**What you should do**
Copy out each of the lines below with no changes at all.

**Records to use**

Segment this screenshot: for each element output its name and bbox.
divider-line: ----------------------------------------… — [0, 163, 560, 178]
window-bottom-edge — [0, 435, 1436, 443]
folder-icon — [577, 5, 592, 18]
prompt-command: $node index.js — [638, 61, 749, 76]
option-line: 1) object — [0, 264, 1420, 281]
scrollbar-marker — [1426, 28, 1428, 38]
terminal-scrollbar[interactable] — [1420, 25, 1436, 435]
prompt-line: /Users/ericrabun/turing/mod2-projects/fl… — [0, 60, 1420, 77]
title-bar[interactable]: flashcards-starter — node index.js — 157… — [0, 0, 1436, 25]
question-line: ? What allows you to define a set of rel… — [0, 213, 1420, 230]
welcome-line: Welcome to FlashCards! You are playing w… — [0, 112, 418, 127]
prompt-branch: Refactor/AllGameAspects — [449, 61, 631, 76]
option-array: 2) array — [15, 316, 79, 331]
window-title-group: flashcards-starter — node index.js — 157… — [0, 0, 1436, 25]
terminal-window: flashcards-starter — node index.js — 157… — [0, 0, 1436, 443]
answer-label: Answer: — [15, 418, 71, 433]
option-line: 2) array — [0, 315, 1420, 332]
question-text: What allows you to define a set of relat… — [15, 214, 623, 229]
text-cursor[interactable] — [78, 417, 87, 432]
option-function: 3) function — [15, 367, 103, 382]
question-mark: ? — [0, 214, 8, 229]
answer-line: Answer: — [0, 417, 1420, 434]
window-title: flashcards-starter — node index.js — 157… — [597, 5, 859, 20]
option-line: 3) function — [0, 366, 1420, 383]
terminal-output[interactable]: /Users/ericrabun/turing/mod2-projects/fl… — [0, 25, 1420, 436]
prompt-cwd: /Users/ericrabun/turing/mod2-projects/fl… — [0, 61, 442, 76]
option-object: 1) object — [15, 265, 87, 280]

**Written response**
Segment this screenshot: for each element output its name and bbox.
divider-line: ----------------------------------------… — [0, 163, 560, 178]
window-bottom-edge — [0, 435, 1436, 443]
folder-icon — [577, 5, 592, 18]
prompt-command: $node index.js — [638, 61, 749, 76]
option-line: 1) object — [0, 264, 1420, 281]
scrollbar-marker — [1426, 28, 1428, 38]
terminal-scrollbar[interactable] — [1420, 25, 1436, 435]
prompt-line: /Users/ericrabun/turing/mod2-projects/fl… — [0, 60, 1420, 77]
title-bar[interactable]: flashcards-starter — node index.js — 157… — [0, 0, 1436, 25]
question-line: ? What allows you to define a set of rel… — [0, 213, 1420, 230]
welcome-line: Welcome to FlashCards! You are playing w… — [0, 112, 418, 127]
prompt-branch: Refactor/AllGameAspects — [449, 61, 631, 76]
option-array: 2) array — [15, 316, 79, 331]
window-title-group: flashcards-starter — node index.js — 157… — [0, 0, 1436, 25]
terminal-window: flashcards-starter — node index.js — 157… — [0, 0, 1436, 443]
answer-label: Answer: — [15, 418, 71, 433]
option-line: 2) array — [0, 315, 1420, 332]
question-text: What allows you to define a set of relat… — [15, 214, 623, 229]
text-cursor[interactable] — [78, 417, 87, 432]
option-function: 3) function — [15, 367, 103, 382]
question-mark: ? — [0, 214, 8, 229]
answer-line: Answer: — [0, 417, 1420, 434]
window-title: flashcards-starter — node index.js — 157… — [597, 5, 859, 20]
option-line: 3) function — [0, 366, 1420, 383]
terminal-output[interactable]: /Users/ericrabun/turing/mod2-projects/fl… — [0, 25, 1420, 436]
prompt-cwd: /Users/ericrabun/turing/mod2-projects/fl… — [0, 61, 442, 76]
option-object: 1) object — [15, 265, 87, 280]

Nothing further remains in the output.